··· AVAILABLE DATA

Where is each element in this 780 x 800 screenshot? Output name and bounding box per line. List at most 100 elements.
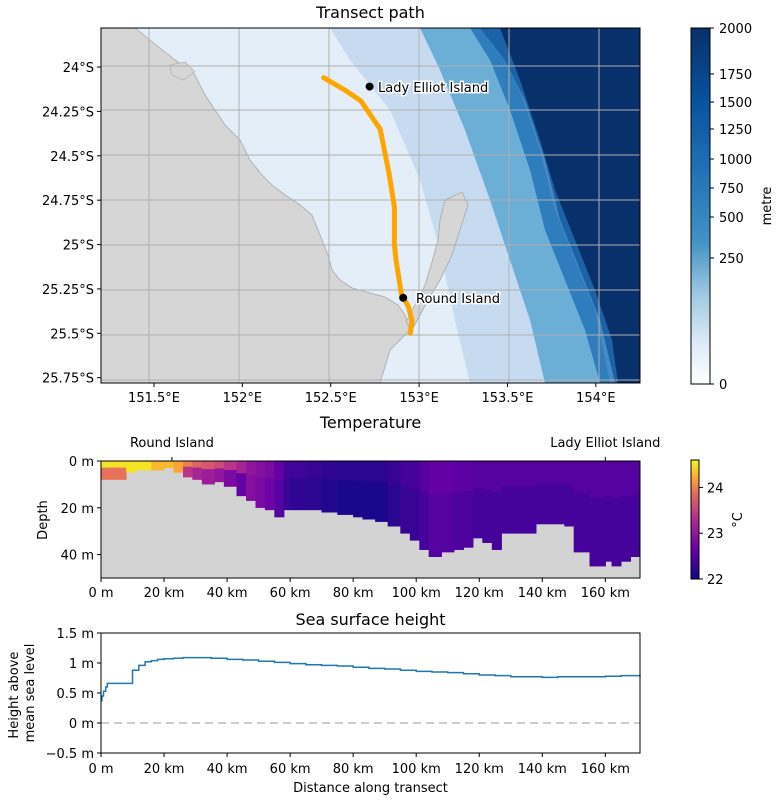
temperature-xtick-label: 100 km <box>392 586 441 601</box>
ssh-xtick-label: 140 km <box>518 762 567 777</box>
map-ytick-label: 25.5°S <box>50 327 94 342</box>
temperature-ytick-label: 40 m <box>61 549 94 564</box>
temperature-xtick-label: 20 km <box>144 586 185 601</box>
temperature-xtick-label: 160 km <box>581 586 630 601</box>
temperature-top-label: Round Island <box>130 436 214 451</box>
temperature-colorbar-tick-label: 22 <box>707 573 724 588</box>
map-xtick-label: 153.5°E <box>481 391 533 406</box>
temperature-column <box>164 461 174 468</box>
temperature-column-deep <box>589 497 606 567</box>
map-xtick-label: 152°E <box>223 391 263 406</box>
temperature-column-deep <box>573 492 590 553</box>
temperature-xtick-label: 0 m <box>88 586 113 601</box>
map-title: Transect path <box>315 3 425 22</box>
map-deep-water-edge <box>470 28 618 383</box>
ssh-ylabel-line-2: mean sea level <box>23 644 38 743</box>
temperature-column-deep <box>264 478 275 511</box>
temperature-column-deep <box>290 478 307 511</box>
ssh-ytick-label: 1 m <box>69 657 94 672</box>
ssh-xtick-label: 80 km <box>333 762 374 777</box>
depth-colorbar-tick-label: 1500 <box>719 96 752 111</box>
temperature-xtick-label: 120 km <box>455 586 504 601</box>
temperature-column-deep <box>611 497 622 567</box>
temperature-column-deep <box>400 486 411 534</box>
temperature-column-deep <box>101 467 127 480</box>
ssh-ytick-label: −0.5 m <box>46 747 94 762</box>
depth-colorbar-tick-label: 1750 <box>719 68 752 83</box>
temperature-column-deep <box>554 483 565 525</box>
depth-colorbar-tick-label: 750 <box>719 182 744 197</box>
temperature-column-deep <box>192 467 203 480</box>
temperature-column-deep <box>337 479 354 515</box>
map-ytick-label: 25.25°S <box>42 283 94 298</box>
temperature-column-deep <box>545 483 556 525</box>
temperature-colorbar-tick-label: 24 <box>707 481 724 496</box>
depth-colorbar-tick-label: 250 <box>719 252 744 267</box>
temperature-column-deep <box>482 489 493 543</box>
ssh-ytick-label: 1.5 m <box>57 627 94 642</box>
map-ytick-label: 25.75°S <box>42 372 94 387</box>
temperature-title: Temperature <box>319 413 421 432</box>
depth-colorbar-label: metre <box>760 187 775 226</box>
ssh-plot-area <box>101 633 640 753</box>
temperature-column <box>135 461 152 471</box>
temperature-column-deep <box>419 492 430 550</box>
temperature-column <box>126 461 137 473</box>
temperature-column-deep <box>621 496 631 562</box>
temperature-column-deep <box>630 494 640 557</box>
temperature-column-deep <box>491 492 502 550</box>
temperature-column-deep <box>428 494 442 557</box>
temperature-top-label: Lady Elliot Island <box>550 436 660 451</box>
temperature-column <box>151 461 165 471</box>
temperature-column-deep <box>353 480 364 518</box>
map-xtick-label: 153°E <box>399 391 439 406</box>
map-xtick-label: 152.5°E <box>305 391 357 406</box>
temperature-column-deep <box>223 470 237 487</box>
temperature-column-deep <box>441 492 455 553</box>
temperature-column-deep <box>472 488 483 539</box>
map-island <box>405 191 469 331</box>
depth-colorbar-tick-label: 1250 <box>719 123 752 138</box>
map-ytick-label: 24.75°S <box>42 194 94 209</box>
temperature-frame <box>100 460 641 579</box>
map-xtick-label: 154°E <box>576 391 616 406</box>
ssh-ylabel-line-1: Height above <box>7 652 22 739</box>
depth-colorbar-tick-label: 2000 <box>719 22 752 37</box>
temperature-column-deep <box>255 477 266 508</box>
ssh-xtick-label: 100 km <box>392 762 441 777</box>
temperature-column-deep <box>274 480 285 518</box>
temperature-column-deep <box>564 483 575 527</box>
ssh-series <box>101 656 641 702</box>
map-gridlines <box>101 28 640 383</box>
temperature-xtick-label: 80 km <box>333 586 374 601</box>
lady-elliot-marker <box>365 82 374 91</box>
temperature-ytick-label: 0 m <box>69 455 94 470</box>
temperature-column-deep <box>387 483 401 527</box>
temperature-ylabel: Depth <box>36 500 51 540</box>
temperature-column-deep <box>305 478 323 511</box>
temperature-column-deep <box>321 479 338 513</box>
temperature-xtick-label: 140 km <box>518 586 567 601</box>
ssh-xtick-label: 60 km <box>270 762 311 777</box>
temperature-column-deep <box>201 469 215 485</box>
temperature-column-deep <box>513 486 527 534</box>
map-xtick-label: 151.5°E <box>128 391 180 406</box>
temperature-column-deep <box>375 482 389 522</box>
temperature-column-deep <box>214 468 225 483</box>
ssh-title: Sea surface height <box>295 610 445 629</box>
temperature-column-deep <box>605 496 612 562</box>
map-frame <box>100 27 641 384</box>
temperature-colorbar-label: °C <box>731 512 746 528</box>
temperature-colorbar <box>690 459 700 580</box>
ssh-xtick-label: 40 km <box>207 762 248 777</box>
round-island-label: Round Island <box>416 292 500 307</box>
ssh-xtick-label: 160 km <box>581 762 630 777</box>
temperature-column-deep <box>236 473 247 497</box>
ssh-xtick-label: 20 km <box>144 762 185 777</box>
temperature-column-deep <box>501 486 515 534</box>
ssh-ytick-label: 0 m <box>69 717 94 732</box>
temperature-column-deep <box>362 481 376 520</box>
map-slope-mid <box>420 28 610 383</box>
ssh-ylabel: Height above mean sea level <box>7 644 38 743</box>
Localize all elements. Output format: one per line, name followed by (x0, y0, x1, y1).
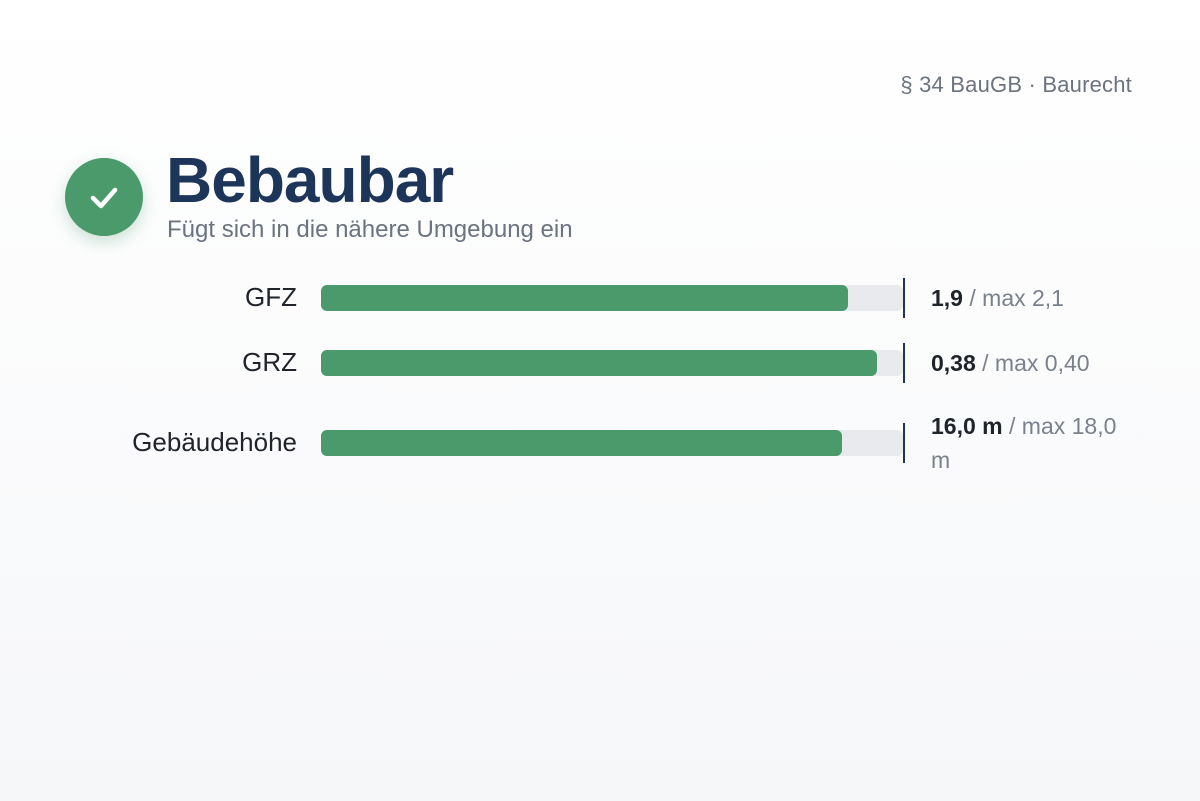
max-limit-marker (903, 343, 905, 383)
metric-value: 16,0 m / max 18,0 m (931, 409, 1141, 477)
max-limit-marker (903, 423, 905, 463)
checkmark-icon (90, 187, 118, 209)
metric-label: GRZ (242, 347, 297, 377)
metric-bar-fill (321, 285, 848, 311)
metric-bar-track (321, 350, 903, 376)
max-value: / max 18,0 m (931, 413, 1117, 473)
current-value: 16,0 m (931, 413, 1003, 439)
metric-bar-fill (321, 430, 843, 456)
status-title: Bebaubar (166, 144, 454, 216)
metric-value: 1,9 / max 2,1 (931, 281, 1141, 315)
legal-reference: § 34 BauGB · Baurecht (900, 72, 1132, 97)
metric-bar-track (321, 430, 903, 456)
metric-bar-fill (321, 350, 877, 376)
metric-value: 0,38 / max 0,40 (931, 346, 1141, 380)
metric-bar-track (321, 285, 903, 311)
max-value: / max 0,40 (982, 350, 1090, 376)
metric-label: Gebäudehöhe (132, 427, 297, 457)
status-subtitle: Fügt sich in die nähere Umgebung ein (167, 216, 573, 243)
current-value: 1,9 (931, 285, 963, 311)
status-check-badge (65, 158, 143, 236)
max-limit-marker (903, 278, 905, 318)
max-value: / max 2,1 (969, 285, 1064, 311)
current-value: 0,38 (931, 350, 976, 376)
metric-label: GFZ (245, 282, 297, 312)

······

*EXERCISE TASK*
Write out every line of the data above exactly, leaving out the pictures.

*EXERCISE RESULT*
Where is each element in this 780 x 800 screenshot? Output name and bounding box per line. List at most 100 elements.
temperature-xtick-label: 100 km <box>392 586 441 601</box>
ssh-xtick-label: 140 km <box>518 762 567 777</box>
map-ytick-label: 25.5°S <box>50 327 94 342</box>
temperature-ytick-label: 40 m <box>61 549 94 564</box>
temperature-xtick-label: 20 km <box>144 586 185 601</box>
temperature-xtick-label: 160 km <box>581 586 630 601</box>
temperature-top-label: Round Island <box>130 436 214 451</box>
temperature-colorbar-tick-label: 22 <box>707 573 724 588</box>
map-xtick-label: 153.5°E <box>481 391 533 406</box>
temperature-column <box>164 461 174 468</box>
temperature-column-deep <box>589 497 606 567</box>
map-xtick-label: 152°E <box>223 391 263 406</box>
temperature-column-deep <box>573 492 590 553</box>
temperature-xtick-label: 0 m <box>88 586 113 601</box>
map-title: Transect path <box>315 3 425 22</box>
map-deep-water-edge <box>470 28 618 383</box>
ssh-ylabel-line-2: mean sea level <box>23 644 38 743</box>
temperature-column-deep <box>264 478 275 511</box>
temperature-column-deep <box>290 478 307 511</box>
ssh-ytick-label: 1 m <box>69 657 94 672</box>
ssh-xtick-label: 80 km <box>333 762 374 777</box>
depth-colorbar-tick-label: 1500 <box>719 96 752 111</box>
temperature-xtick-label: 120 km <box>455 586 504 601</box>
temperature-column-deep <box>611 497 622 567</box>
temperature-column-deep <box>400 486 411 534</box>
temperature-column-deep <box>101 467 127 480</box>
ssh-ytick-label: −0.5 m <box>46 747 94 762</box>
depth-colorbar-tick-label: 1750 <box>719 68 752 83</box>
temperature-column-deep <box>554 483 565 525</box>
depth-colorbar-tick-label: 750 <box>719 182 744 197</box>
temperature-column-deep <box>192 467 203 480</box>
temperature-column-deep <box>337 479 354 515</box>
map-ytick-label: 25.25°S <box>42 283 94 298</box>
temperature-column-deep <box>545 483 556 525</box>
temperature-colorbar-tick-label: 24 <box>707 481 724 496</box>
depth-colorbar-tick-label: 250 <box>719 252 744 267</box>
temperature-column-deep <box>482 489 493 543</box>
ssh-ytick-label: 1.5 m <box>57 627 94 642</box>
map-ytick-label: 25.75°S <box>42 372 94 387</box>
temperature-title: Temperature <box>319 413 421 432</box>
depth-colorbar-label: metre <box>760 187 775 226</box>
ssh-plot-area <box>101 633 640 753</box>
temperature-column <box>135 461 152 471</box>
temperature-column-deep <box>419 492 430 550</box>
temperature-column <box>126 461 137 473</box>
temperature-column-deep <box>621 496 631 562</box>
temperature-column-deep <box>630 494 640 557</box>
temperature-column-deep <box>491 492 502 550</box>
temperature-column-deep <box>428 494 442 557</box>
temperature-top-label: Lady Elliot Island <box>550 436 660 451</box>
temperature-column <box>151 461 165 471</box>
temperature-column-deep <box>353 480 364 518</box>
map-xtick-label: 153°E <box>399 391 439 406</box>
map-xtick-label: 152.5°E <box>305 391 357 406</box>
temperature-column-deep <box>223 470 237 487</box>
temperature-column-deep <box>441 492 455 553</box>
temperature-column-deep <box>472 488 483 539</box>
map-island <box>405 191 469 331</box>
depth-colorbar-tick-label: 1250 <box>719 123 752 138</box>
map-ytick-label: 24.75°S <box>42 194 94 209</box>
temperature-frame <box>100 460 641 579</box>
map-xtick-label: 154°E <box>576 391 616 406</box>
ssh-ylabel-line-1: Height above <box>7 652 22 739</box>
depth-colorbar-tick-label: 2000 <box>719 22 752 37</box>
temperature-column-deep <box>255 477 266 508</box>
ssh-xtick-label: 100 km <box>392 762 441 777</box>
temperature-column-deep <box>274 480 285 518</box>
temperature-column-deep <box>564 483 575 527</box>
ssh-series <box>101 656 641 702</box>
map-gridlines <box>101 28 640 383</box>
temperature-xtick-label: 80 km <box>333 586 374 601</box>
lady-elliot-marker <box>365 82 374 91</box>
temperature-ytick-label: 0 m <box>69 455 94 470</box>
temperature-column-deep <box>387 483 401 527</box>
temperature-ylabel: Depth <box>36 500 51 540</box>
temperature-column-deep <box>305 478 323 511</box>
temperature-column-deep <box>321 479 338 513</box>
temperature-xtick-label: 140 km <box>518 586 567 601</box>
ssh-xtick-label: 60 km <box>270 762 311 777</box>
temperature-column-deep <box>201 469 215 485</box>
temperature-column-deep <box>513 486 527 534</box>
map-xtick-label: 151.5°E <box>128 391 180 406</box>
temperature-column-deep <box>375 482 389 522</box>
temperature-column-deep <box>214 468 225 483</box>
ssh-title: Sea surface height <box>295 610 445 629</box>
temperature-column-deep <box>605 496 612 562</box>
map-frame <box>100 27 641 384</box>
temperature-colorbar-label: °C <box>731 512 746 528</box>
temperature-colorbar <box>690 459 700 580</box>
ssh-xtick-label: 40 km <box>207 762 248 777</box>
round-island-label: Round Island <box>416 292 500 307</box>
ssh-xtick-label: 160 km <box>581 762 630 777</box>
temperature-column-deep <box>236 473 247 497</box>
ssh-xtick-label: 20 km <box>144 762 185 777</box>
temperature-column-deep <box>501 486 515 534</box>
ssh-ytick-label: 0 m <box>69 717 94 732</box>
temperature-column-deep <box>362 481 376 520</box>
map-slope-mid <box>420 28 610 383</box>
ssh-ylabel: Height above mean sea level <box>7 644 38 743</box>
Localize all elements. Output format: one per line, name followed by (x0, y0, x1, y1).
max-limit-marker (903, 343, 905, 383)
metric-value: 16,0 m / max 18,0 m (931, 409, 1141, 477)
max-limit-marker (903, 423, 905, 463)
checkmark-icon (90, 187, 118, 209)
metric-label: GRZ (242, 347, 297, 377)
metric-bar-fill (321, 285, 848, 311)
metric-bar-track (321, 350, 903, 376)
max-value: / max 18,0 m (931, 413, 1117, 473)
current-value: 16,0 m (931, 413, 1003, 439)
metric-bar-fill (321, 430, 843, 456)
status-title: Bebaubar (166, 144, 454, 216)
metric-value: 1,9 / max 2,1 (931, 281, 1141, 315)
legal-reference: § 34 BauGB · Baurecht (900, 72, 1132, 97)
metric-bar-track (321, 430, 903, 456)
metric-bar-fill (321, 350, 877, 376)
metric-value: 0,38 / max 0,40 (931, 346, 1141, 380)
metric-bar-track (321, 285, 903, 311)
max-value: / max 0,40 (982, 350, 1090, 376)
metric-label: Gebäudehöhe (132, 427, 297, 457)
status-subtitle: Fügt sich in die nähere Umgebung ein (167, 216, 573, 243)
current-value: 1,9 (931, 285, 963, 311)
status-check-badge (65, 158, 143, 236)
max-limit-marker (903, 278, 905, 318)
max-value: / max 2,1 (969, 285, 1064, 311)
current-value: 0,38 (931, 350, 976, 376)
metric-label: GFZ (245, 282, 297, 312)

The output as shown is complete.